(Stored records)
◇ ◇ ◇

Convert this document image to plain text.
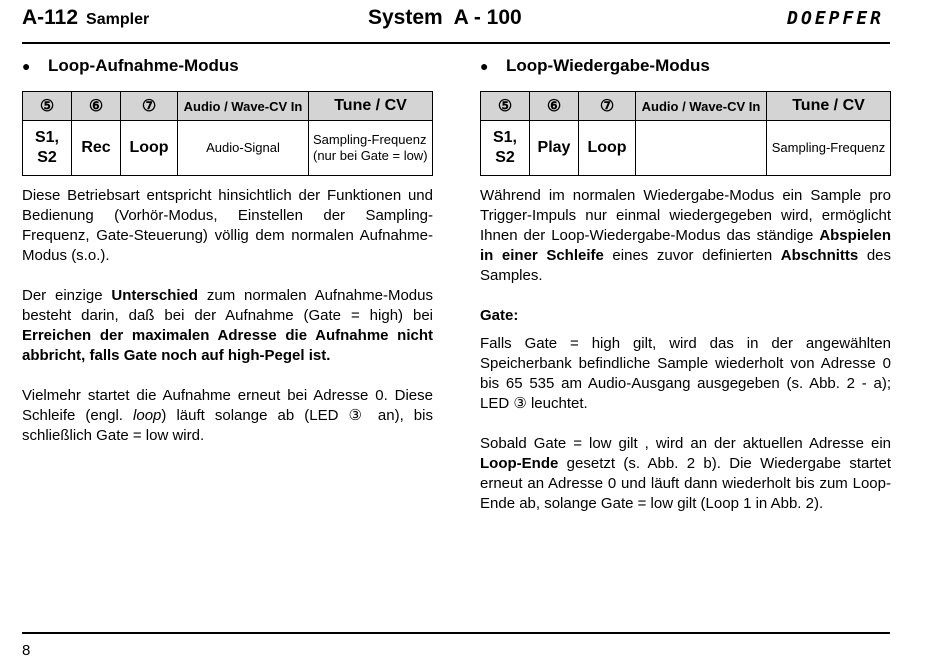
A-112 Sampler	System  A - 100	DOEPFER
● Loop-Aufnahme-Modus
⑤	⑥	⑦	Audio / Wave-CV In	Tune / CV
S1, S2	Rec	Loop	Audio-Signal	Sampling-Frequenz (nur bei Gate = low)

Diese Betriebsart entspricht hinsichtlich der Funktionen und Bedienung (Vorhör-Modus, Einstellen der Sampling-Frequenz, Gate-Steuerung) völlig dem normalen Aufnahme-Modus (s.o.).

Der einzige Unterschied zum normalen Aufnahme-Modus besteht darin, daß bei der Aufnahme (Gate = high) bei Erreichen der maximalen Adresse die Aufnahme nicht abbricht, falls Gate noch auf high-Pegel ist.

Vielmehr startet die Aufnahme erneut bei Adresse 0. Diese Schleife (engl. loop) läuft solange ab (LED ③ an), bis schließlich Gate = low wird.

● Loop-Wiedergabe-Modus
⑤	⑥	⑦	Audio / Wave-CV In	Tune / CV
S1, S2	Play	Loop		Sampling-Frequenz

Während im normalen Wiedergabe-Modus ein Sample pro Trigger-Impuls nur einmal wiedergegeben wird, ermöglicht Ihnen der Loop-Wiedergabe-Modus das ständige Abspielen in einer Schleife eines zuvor definierten Abschnitts des Samples.

Gate:

Falls Gate = high gilt, wird das in der angewählten Speicherbank befindliche Sample wiederholt von Adresse 0 bis 65 535 am Audio-Ausgang ausgegeben (s. Abb. 2 - a); LED ③ leuchtet.

Sobald Gate = low gilt , wird an der aktuellen Adresse ein Loop-Ende gesetzt (s. Abb. 2 b). Die Wiedergabe startet erneut an Adresse 0 und läuft dann wiederholt bis zum Loop-Ende ab, solange Gate = low gilt (Loop 1 in Abb. 2).

8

◇ ◇ ◇

Write out again every line above exactly as given; the pictures do not belong in the copy.

▶ **THE SOLUTION**
Convert this document image to plain text.
A-112 Sampler	System  A - 100	DOEPFER
● Loop-Aufnahme-Modus
⑤	⑥	⑦	Audio / Wave-CV In	Tune / CV
S1, S2	Rec	Loop	Audio-Signal	Sampling-Frequenz (nur bei Gate = low)

Diese Betriebsart entspricht hinsichtlich der Funktionen und Bedienung (Vorhör-Modus, Einstellen der Sampling-Frequenz, Gate-Steuerung) völlig dem normalen Aufnahme-Modus (s.o.).

Der einzige Unterschied zum normalen Aufnahme-Modus besteht darin, daß bei der Aufnahme (Gate = high) bei Erreichen der maximalen Adresse die Aufnahme nicht abbricht, falls Gate noch auf high-Pegel ist.

Vielmehr startet die Aufnahme erneut bei Adresse 0. Diese Schleife (engl. loop) läuft solange ab (LED ③ an), bis schließlich Gate = low wird.

● Loop-Wiedergabe-Modus
⑤	⑥	⑦	Audio / Wave-CV In	Tune / CV
S1, S2	Play	Loop		Sampling-Frequenz

Während im normalen Wiedergabe-Modus ein Sample pro Trigger-Impuls nur einmal wiedergegeben wird, ermöglicht Ihnen der Loop-Wiedergabe-Modus das ständige Abspielen in einer Schleife eines zuvor definierten Abschnitts des Samples.

Gate:

Falls Gate = high gilt, wird das in der angewählten Speicherbank befindliche Sample wiederholt von Adresse 0 bis 65 535 am Audio-Ausgang ausgegeben (s. Abb. 2 - a); LED ③ leuchtet.

Sobald Gate = low gilt , wird an der aktuellen Adresse ein Loop-Ende gesetzt (s. Abb. 2 b). Die Wiedergabe startet erneut an Adresse 0 und läuft dann wiederholt bis zum Loop-Ende ab, solange Gate = low gilt (Loop 1 in Abb. 2).

8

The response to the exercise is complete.